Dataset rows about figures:
+ + + + +
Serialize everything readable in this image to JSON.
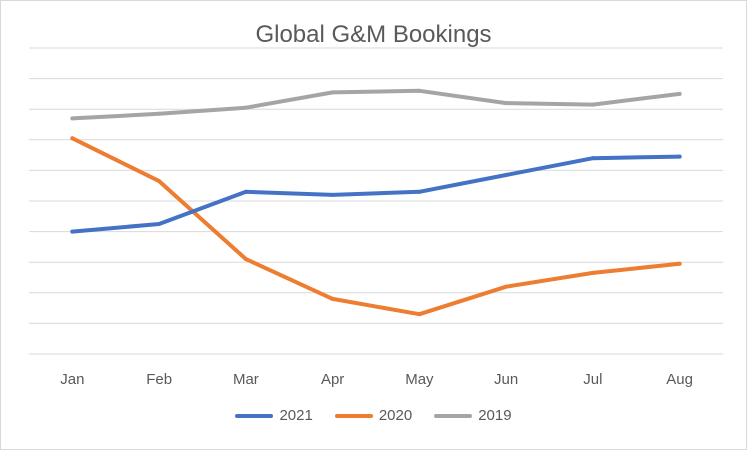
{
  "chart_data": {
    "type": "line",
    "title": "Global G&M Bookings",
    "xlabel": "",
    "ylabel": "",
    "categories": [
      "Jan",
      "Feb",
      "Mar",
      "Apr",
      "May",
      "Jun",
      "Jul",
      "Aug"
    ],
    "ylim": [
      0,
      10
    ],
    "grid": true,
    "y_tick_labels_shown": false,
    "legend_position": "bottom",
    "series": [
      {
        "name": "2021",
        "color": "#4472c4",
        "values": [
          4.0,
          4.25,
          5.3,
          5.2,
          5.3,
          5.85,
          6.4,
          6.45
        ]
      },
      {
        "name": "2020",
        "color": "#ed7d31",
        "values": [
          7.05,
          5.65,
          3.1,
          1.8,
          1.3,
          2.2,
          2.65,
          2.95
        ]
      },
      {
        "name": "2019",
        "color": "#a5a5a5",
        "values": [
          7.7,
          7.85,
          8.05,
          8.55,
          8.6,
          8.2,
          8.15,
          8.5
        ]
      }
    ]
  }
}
+ + + + +
Write out all the records again, exactly, minus any pictures.

Serialize everything readable in this image to JSON.
{
  "chart_data": {
    "type": "line",
    "title": "Global G&M Bookings",
    "xlabel": "",
    "ylabel": "",
    "categories": [
      "Jan",
      "Feb",
      "Mar",
      "Apr",
      "May",
      "Jun",
      "Jul",
      "Aug"
    ],
    "ylim": [
      0,
      10
    ],
    "grid": true,
    "y_tick_labels_shown": false,
    "legend_position": "bottom",
    "series": [
      {
        "name": "2021",
        "color": "#4472c4",
        "values": [
          4.0,
          4.25,
          5.3,
          5.2,
          5.3,
          5.85,
          6.4,
          6.45
        ]
      },
      {
        "name": "2020",
        "color": "#ed7d31",
        "values": [
          7.05,
          5.65,
          3.1,
          1.8,
          1.3,
          2.2,
          2.65,
          2.95
        ]
      },
      {
        "name": "2019",
        "color": "#a5a5a5",
        "values": [
          7.7,
          7.85,
          8.05,
          8.55,
          8.6,
          8.2,
          8.15,
          8.5
        ]
      }
    ]
  }
}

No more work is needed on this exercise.